**What you need to do**
Take the entries that follow and return only the lines from the one with "Decode this image" through the final line, leaving every picture behind.

### Data section ###

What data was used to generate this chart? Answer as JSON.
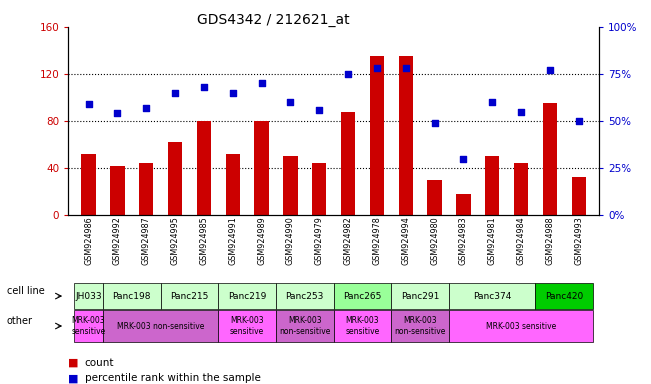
{
  "title": "GDS4342 / 212621_at",
  "gsm_labels": [
    "GSM924986",
    "GSM924992",
    "GSM924987",
    "GSM924995",
    "GSM924985",
    "GSM924991",
    "GSM924989",
    "GSM924990",
    "GSM924979",
    "GSM924982",
    "GSM924978",
    "GSM924994",
    "GSM924980",
    "GSM924983",
    "GSM924981",
    "GSM924984",
    "GSM924988",
    "GSM924993"
  ],
  "bar_values": [
    52,
    42,
    44,
    62,
    80,
    52,
    80,
    50,
    44,
    88,
    135,
    135,
    30,
    18,
    50,
    44,
    95,
    32
  ],
  "dot_values": [
    59,
    54,
    57,
    65,
    68,
    65,
    70,
    60,
    56,
    75,
    78,
    78,
    49,
    30,
    60,
    55,
    77,
    50
  ],
  "bar_color": "#cc0000",
  "dot_color": "#0000cc",
  "ylim_left": [
    0,
    160
  ],
  "ylim_right": [
    0,
    100
  ],
  "yticks_left": [
    0,
    40,
    80,
    120,
    160
  ],
  "yticks_right": [
    0,
    25,
    50,
    75,
    100
  ],
  "cell_line_row": {
    "label": "cell line",
    "groups": [
      {
        "name": "JH033",
        "start": 0,
        "end": 1,
        "color": "#ccffcc"
      },
      {
        "name": "Panc198",
        "start": 1,
        "end": 3,
        "color": "#ccffcc"
      },
      {
        "name": "Panc215",
        "start": 3,
        "end": 5,
        "color": "#ccffcc"
      },
      {
        "name": "Panc219",
        "start": 5,
        "end": 7,
        "color": "#ccffcc"
      },
      {
        "name": "Panc253",
        "start": 7,
        "end": 9,
        "color": "#ccffcc"
      },
      {
        "name": "Panc265",
        "start": 9,
        "end": 11,
        "color": "#99ff99"
      },
      {
        "name": "Panc291",
        "start": 11,
        "end": 13,
        "color": "#ccffcc"
      },
      {
        "name": "Panc374",
        "start": 13,
        "end": 16,
        "color": "#ccffcc"
      },
      {
        "name": "Panc420",
        "start": 16,
        "end": 18,
        "color": "#00cc00"
      }
    ]
  },
  "other_row": {
    "label": "other",
    "groups": [
      {
        "name": "MRK-003\nsensitive",
        "start": 0,
        "end": 1,
        "color": "#ff66ff"
      },
      {
        "name": "MRK-003 non-sensitive",
        "start": 1,
        "end": 5,
        "color": "#cc66cc"
      },
      {
        "name": "MRK-003\nsensitive",
        "start": 5,
        "end": 7,
        "color": "#ff66ff"
      },
      {
        "name": "MRK-003\nnon-sensitive",
        "start": 7,
        "end": 9,
        "color": "#cc66cc"
      },
      {
        "name": "MRK-003\nsensitive",
        "start": 9,
        "end": 11,
        "color": "#ff66ff"
      },
      {
        "name": "MRK-003\nnon-sensitive",
        "start": 11,
        "end": 13,
        "color": "#cc66cc"
      },
      {
        "name": "MRK-003 sensitive",
        "start": 13,
        "end": 18,
        "color": "#ff66ff"
      }
    ]
  },
  "grid_dotted_at": [
    40,
    80,
    120
  ],
  "grid_color": "black"
}
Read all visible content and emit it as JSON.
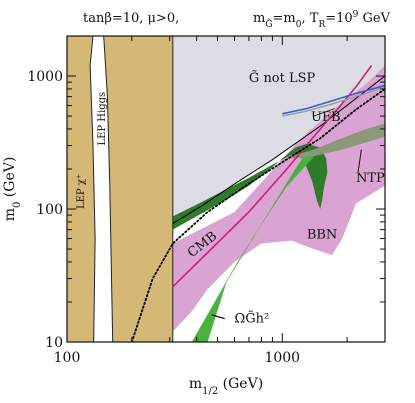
{
  "chart_data": {
    "type": "area",
    "title": "tanβ=10,  μ>0,        m_G̃=m₀,  T_R=10⁹ GeV",
    "title_parts": {
      "left": "tanβ=10,  μ>0,",
      "right_prefix": "m",
      "right_sub": "G̃",
      "right_mid": "=m",
      "right_sub2": "0",
      "right_tr": ",  T",
      "right_tr_sub": "R",
      "right_eq": "=10",
      "right_exp": "9",
      "right_unit": " GeV"
    },
    "xlabel": {
      "main": "m",
      "sub": "1/2",
      "unit": " (GeV)"
    },
    "ylabel": {
      "main": "m",
      "sub": "0",
      "unit": " (GeV)"
    },
    "xscale": "log",
    "yscale": "log",
    "xlim": [
      100,
      3000
    ],
    "ylim": [
      10,
      2000
    ],
    "x_ticks": [
      100,
      1000
    ],
    "x_tick_labels": [
      "100",
      "1000"
    ],
    "y_ticks": [
      10,
      100,
      1000
    ],
    "y_tick_labels": [
      "10",
      "100",
      "1000"
    ],
    "colors": {
      "gray_region": "#dcdce4",
      "tan_region": "#d6b876",
      "pink_band": "#d9a3d2",
      "dark_green": "#2f7a2b",
      "light_green": "#49b23c",
      "olive": "#8d9779",
      "magenta_line": "#cc1f72",
      "blue_line": "#3a5fc8",
      "ufb_gray": "#9a9a9a"
    },
    "regions": [
      {
        "name": "lep-chargino",
        "fill": "tan_region",
        "points": [
          [
            100,
            2000
          ],
          [
            132,
            2000
          ],
          [
            128,
            1200
          ],
          [
            132,
            300
          ],
          [
            135,
            60
          ],
          [
            133,
            10
          ],
          [
            100,
            10
          ]
        ]
      },
      {
        "name": "lep-higgs",
        "fill": "tan_region",
        "points": [
          [
            133,
            2000
          ],
          [
            310,
            2000
          ],
          [
            310,
            10
          ],
          [
            163,
            10
          ],
          [
            158,
            150
          ],
          [
            154,
            700
          ],
          [
            148,
            2000
          ]
        ]
      },
      {
        "name": "gravitino-not-lsp",
        "fill": "gray_region",
        "points": [
          [
            310,
            2000
          ],
          [
            3000,
            2000
          ],
          [
            3000,
            1000
          ],
          [
            1500,
            420
          ],
          [
            900,
            235
          ],
          [
            620,
            160
          ],
          [
            420,
            105
          ],
          [
            310,
            78
          ]
        ]
      },
      {
        "name": "pink-band",
        "fill": "pink_band",
        "points": [
          [
            310,
            55
          ],
          [
            600,
            95
          ],
          [
            900,
            195
          ],
          [
            1200,
            330
          ],
          [
            1700,
            550
          ],
          [
            2500,
            900
          ],
          [
            3000,
            1200
          ],
          [
            3000,
            150
          ],
          [
            2200,
            110
          ],
          [
            1900,
            60
          ],
          [
            1700,
            45
          ],
          [
            1400,
            50
          ],
          [
            1100,
            58
          ],
          [
            800,
            55
          ],
          [
            600,
            40
          ],
          [
            450,
            25
          ],
          [
            380,
            17
          ],
          [
            310,
            12
          ]
        ]
      }
    ],
    "bands": [
      {
        "name": "dark-green-band",
        "fill": "dark_green",
        "points": [
          [
            310,
            70
          ],
          [
            420,
            92
          ],
          [
            550,
            118
          ],
          [
            700,
            150
          ],
          [
            850,
            190
          ],
          [
            1000,
            240
          ],
          [
            1150,
            290
          ],
          [
            1300,
            310
          ],
          [
            1500,
            290
          ],
          [
            1600,
            240
          ],
          [
            1620,
            190
          ],
          [
            1560,
            145
          ],
          [
            1530,
            115
          ],
          [
            1500,
            100
          ],
          [
            1450,
            115
          ],
          [
            1380,
            160
          ],
          [
            1250,
            240
          ],
          [
            1100,
            255
          ],
          [
            900,
            215
          ],
          [
            700,
            172
          ],
          [
            500,
            130
          ],
          [
            400,
            108
          ],
          [
            310,
            88
          ]
        ]
      },
      {
        "name": "light-green-band",
        "fill": "light_green",
        "points": [
          [
            380,
            10
          ],
          [
            620,
            40
          ],
          [
            900,
            105
          ],
          [
            1150,
            200
          ],
          [
            1300,
            270
          ],
          [
            1400,
            245
          ],
          [
            1260,
            205
          ],
          [
            1050,
            148
          ],
          [
            780,
            72
          ],
          [
            550,
            28
          ],
          [
            450,
            10
          ]
        ]
      },
      {
        "name": "olive-band",
        "fill": "olive",
        "points": [
          [
            1050,
            245
          ],
          [
            1400,
            280
          ],
          [
            1800,
            330
          ],
          [
            2400,
            395
          ],
          [
            3000,
            440
          ],
          [
            3000,
            350
          ],
          [
            2500,
            320
          ],
          [
            1900,
            280
          ],
          [
            1400,
            250
          ],
          [
            1150,
            240
          ]
        ]
      }
    ],
    "lines": [
      {
        "name": "region-boundary",
        "color": "#000000",
        "style": "solid",
        "width": 1,
        "points": [
          [
            310,
            78
          ],
          [
            420,
            105
          ],
          [
            620,
            160
          ],
          [
            900,
            235
          ],
          [
            1500,
            420
          ],
          [
            3000,
            1000
          ]
        ]
      },
      {
        "name": "magenta-line",
        "color": "magenta_line",
        "style": "solid",
        "width": 1.6,
        "points": [
          [
            310,
            26
          ],
          [
            700,
            95
          ],
          [
            1050,
            200
          ],
          [
            1400,
            350
          ],
          [
            1800,
            560
          ],
          [
            2200,
            830
          ],
          [
            2600,
            1200
          ]
        ]
      },
      {
        "name": "dotted-line",
        "color": "#000000",
        "style": "dotted",
        "width": 1.8,
        "points": [
          [
            200,
            10
          ],
          [
            250,
            30
          ],
          [
            310,
            55
          ],
          [
            450,
            95
          ],
          [
            700,
            155
          ],
          [
            1000,
            225
          ],
          [
            1500,
            340
          ],
          [
            2200,
            560
          ],
          [
            3000,
            800
          ]
        ]
      },
      {
        "name": "blue-line",
        "color": "blue_line",
        "style": "solid",
        "width": 1.6,
        "points": [
          [
            1000,
            520
          ],
          [
            1300,
            570
          ],
          [
            1700,
            650
          ],
          [
            2200,
            740
          ],
          [
            2700,
            810
          ],
          [
            3000,
            850
          ]
        ]
      },
      {
        "name": "ufb-line",
        "color": "ufb_gray",
        "style": "solid",
        "width": 1.4,
        "points": [
          [
            1000,
            500
          ],
          [
            1300,
            545
          ],
          [
            1700,
            615
          ],
          [
            2200,
            700
          ],
          [
            3000,
            830
          ]
        ]
      }
    ],
    "annotations": [
      {
        "name": "gravitino-not-lsp-label",
        "text": "G̃ not LSP",
        "x": 700,
        "y": 900
      },
      {
        "name": "ufb-label",
        "text": "UFB",
        "x": 1360,
        "y": 460
      },
      {
        "name": "ntp-label",
        "text": "NTP",
        "x": 2200,
        "y": 160
      },
      {
        "name": "bbn-label",
        "text": "BBN",
        "x": 1300,
        "y": 60
      },
      {
        "name": "cmb-label",
        "text": "CMB",
        "x": 380,
        "y": 43
      },
      {
        "name": "omega-label",
        "text": "ΩG̃h²",
        "x": 600,
        "y": 14
      },
      {
        "name": "lep-chargino-label",
        "text": "LEP χ⁺",
        "x": 120,
        "y": 100
      },
      {
        "name": "lep-higgs-label",
        "text": "LEP Higgs",
        "x": 150,
        "y": 300
      }
    ]
  }
}
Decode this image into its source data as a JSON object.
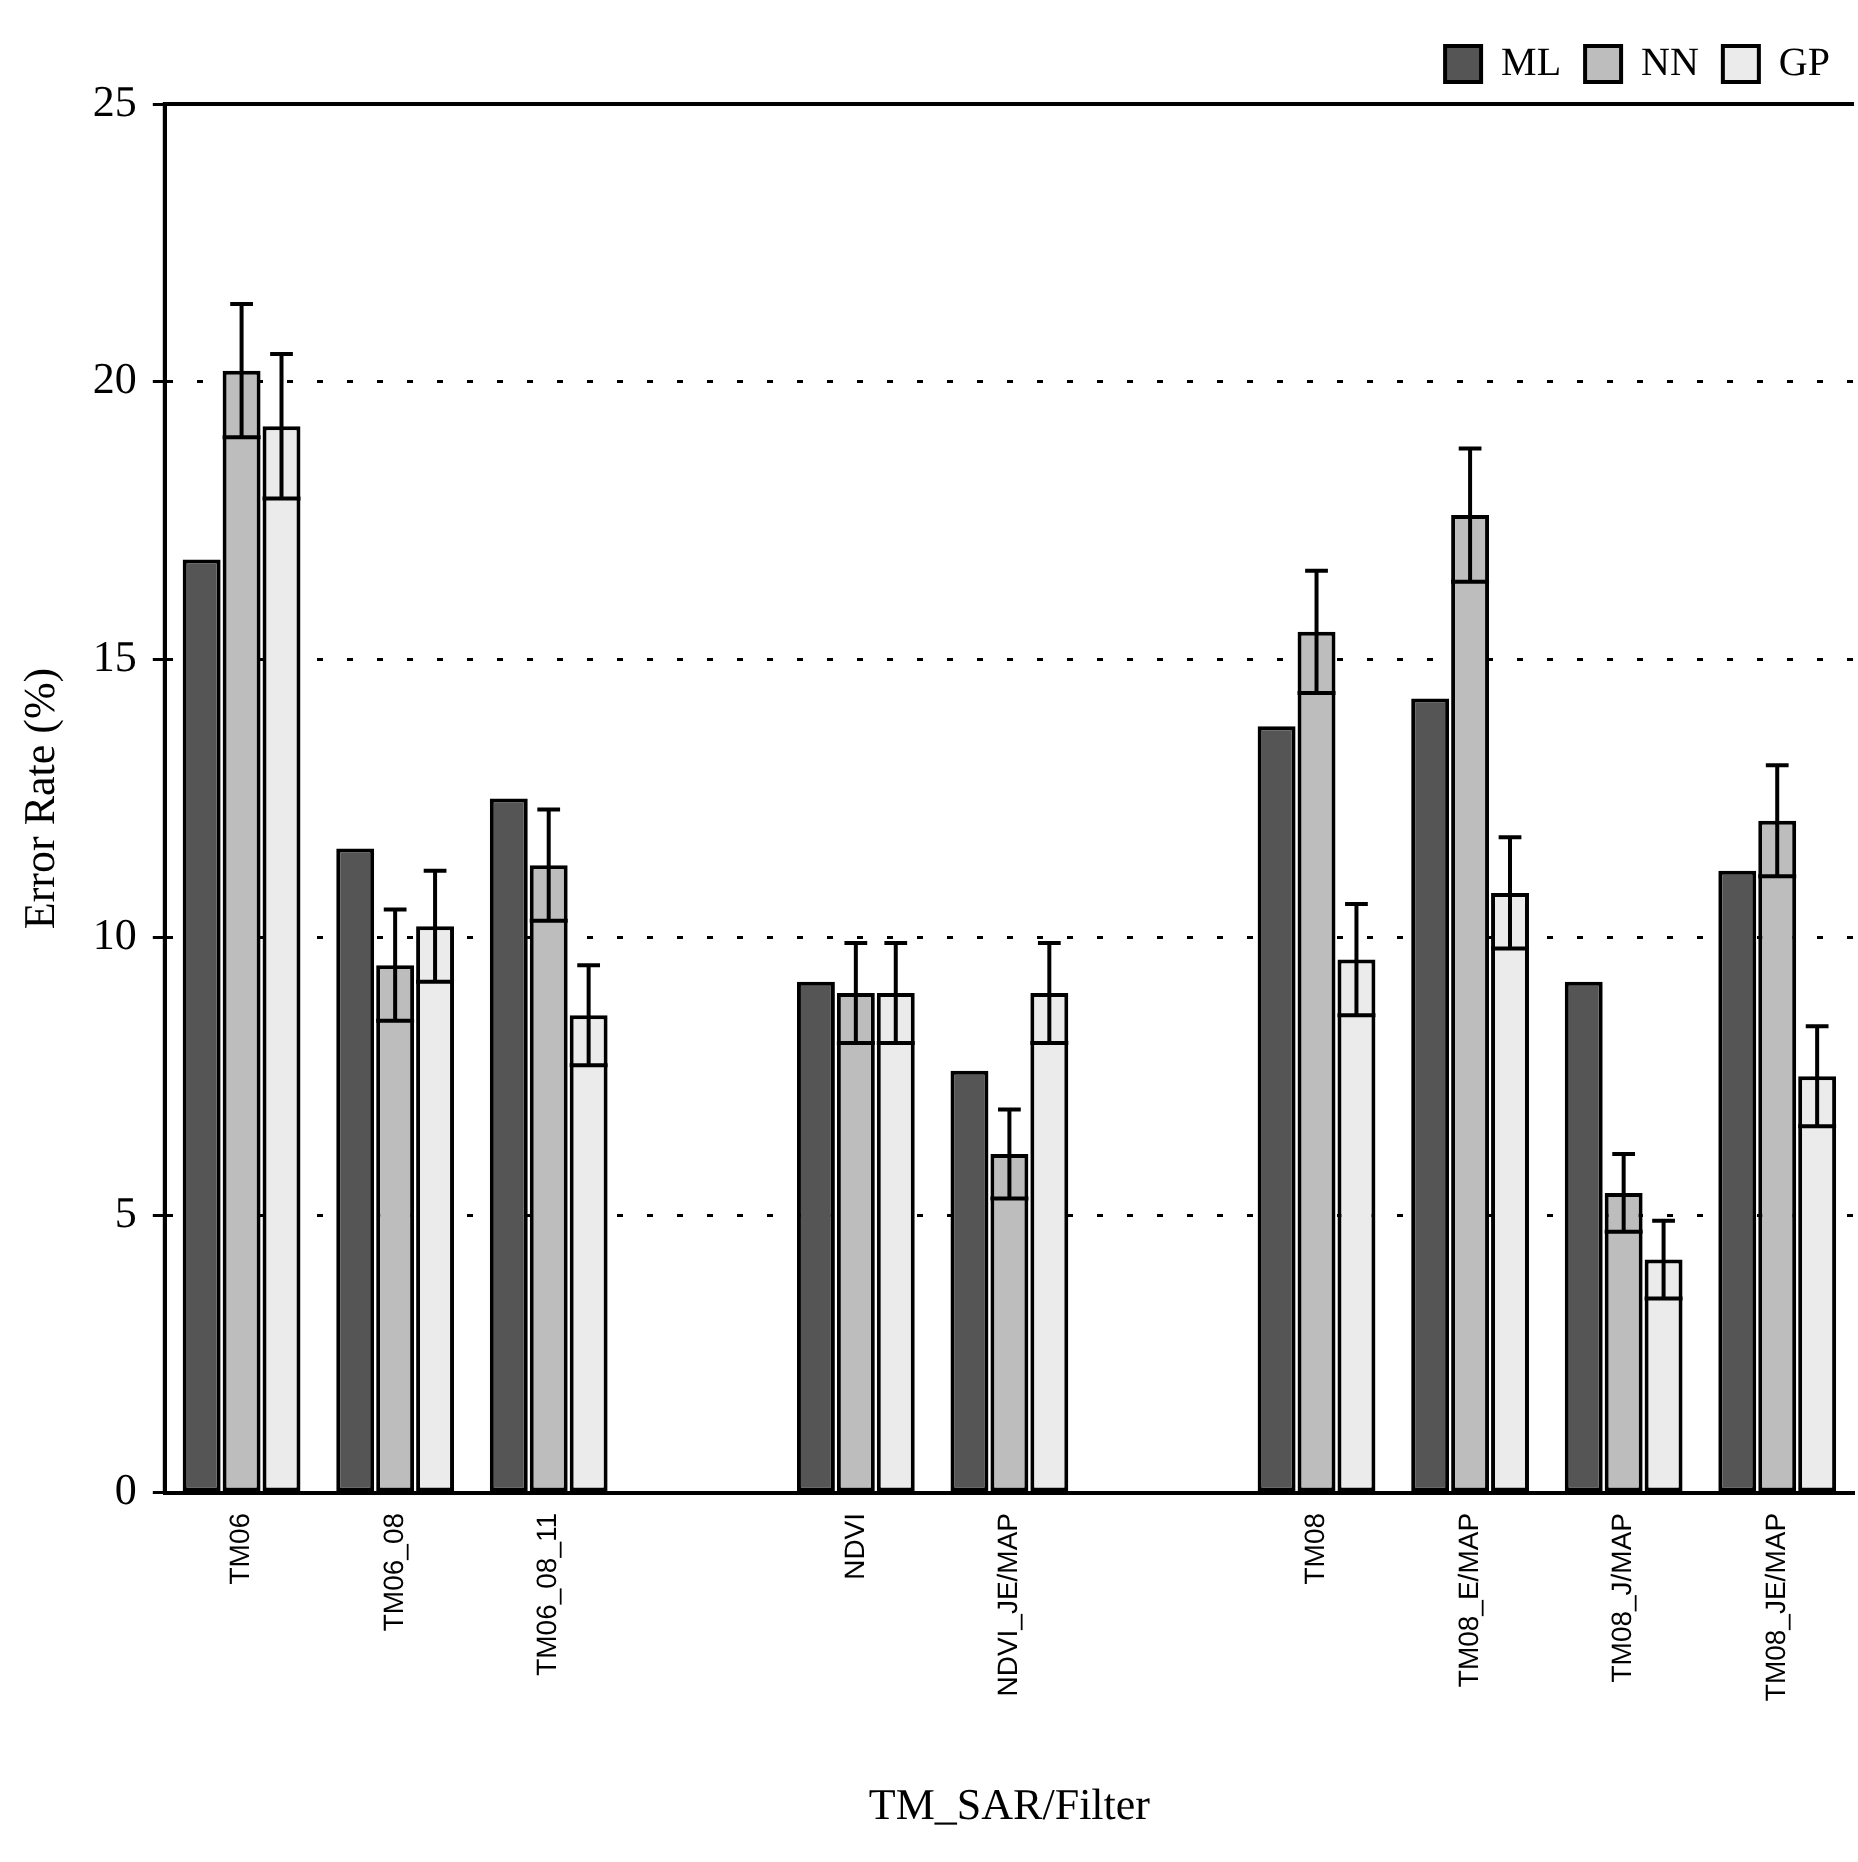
{
  "chart_data": {
    "type": "bar",
    "xlabel": "TM_SAR/Filter",
    "ylabel": "Error Rate (%)",
    "categories": [
      "TM06",
      "TM06_08",
      "TM06_08_11",
      null,
      "NDVI",
      "NDVI_JE/MAP",
      null,
      "TM08",
      "TM08_E/MAP",
      "TM08_J/MAP",
      "TM08_JE/MAP"
    ],
    "series": [
      {
        "name": "ML",
        "color": "#555555",
        "values": [
          16.8,
          11.6,
          12.5,
          null,
          9.2,
          7.6,
          null,
          13.8,
          14.3,
          9.2,
          11.2
        ]
      },
      {
        "name": "NN",
        "color": "#bdbdbd",
        "values": [
          20.2,
          9.5,
          11.3,
          null,
          9.0,
          6.1,
          null,
          15.5,
          17.6,
          5.4,
          12.1
        ],
        "errors": [
          1.2,
          1.0,
          1.0,
          null,
          0.9,
          0.8,
          null,
          1.1,
          1.2,
          0.7,
          1.0
        ]
      },
      {
        "name": "GP",
        "color": "#ebebeb",
        "values": [
          19.2,
          10.2,
          8.6,
          null,
          9.0,
          9.0,
          null,
          9.6,
          10.8,
          4.2,
          7.5
        ],
        "errors": [
          1.3,
          1.0,
          0.9,
          null,
          0.9,
          0.9,
          null,
          1.0,
          1.0,
          0.7,
          0.9
        ]
      }
    ],
    "ylim": [
      0,
      25
    ],
    "yticks": [
      0,
      5,
      10,
      15,
      20,
      25
    ],
    "grid": "y",
    "legend": "top right"
  }
}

###

**Output for this exercise**
Decode this image into its source data as a JSON object.
{
  "chart_data": {
    "type": "bar",
    "xlabel": "TM_SAR/Filter",
    "ylabel": "Error Rate (%)",
    "categories": [
      "TM06",
      "TM06_08",
      "TM06_08_11",
      null,
      "NDVI",
      "NDVI_JE/MAP",
      null,
      "TM08",
      "TM08_E/MAP",
      "TM08_J/MAP",
      "TM08_JE/MAP"
    ],
    "series": [
      {
        "name": "ML",
        "color": "#555555",
        "values": [
          16.8,
          11.6,
          12.5,
          null,
          9.2,
          7.6,
          null,
          13.8,
          14.3,
          9.2,
          11.2
        ]
      },
      {
        "name": "NN",
        "color": "#bdbdbd",
        "values": [
          20.2,
          9.5,
          11.3,
          null,
          9.0,
          6.1,
          null,
          15.5,
          17.6,
          5.4,
          12.1
        ],
        "errors": [
          1.2,
          1.0,
          1.0,
          null,
          0.9,
          0.8,
          null,
          1.1,
          1.2,
          0.7,
          1.0
        ]
      },
      {
        "name": "GP",
        "color": "#ebebeb",
        "values": [
          19.2,
          10.2,
          8.6,
          null,
          9.0,
          9.0,
          null,
          9.6,
          10.8,
          4.2,
          7.5
        ],
        "errors": [
          1.3,
          1.0,
          0.9,
          null,
          0.9,
          0.9,
          null,
          1.0,
          1.0,
          0.7,
          0.9
        ]
      }
    ],
    "ylim": [
      0,
      25
    ],
    "yticks": [
      0,
      5,
      10,
      15,
      20,
      25
    ],
    "grid": "y",
    "legend": "top right"
  }
}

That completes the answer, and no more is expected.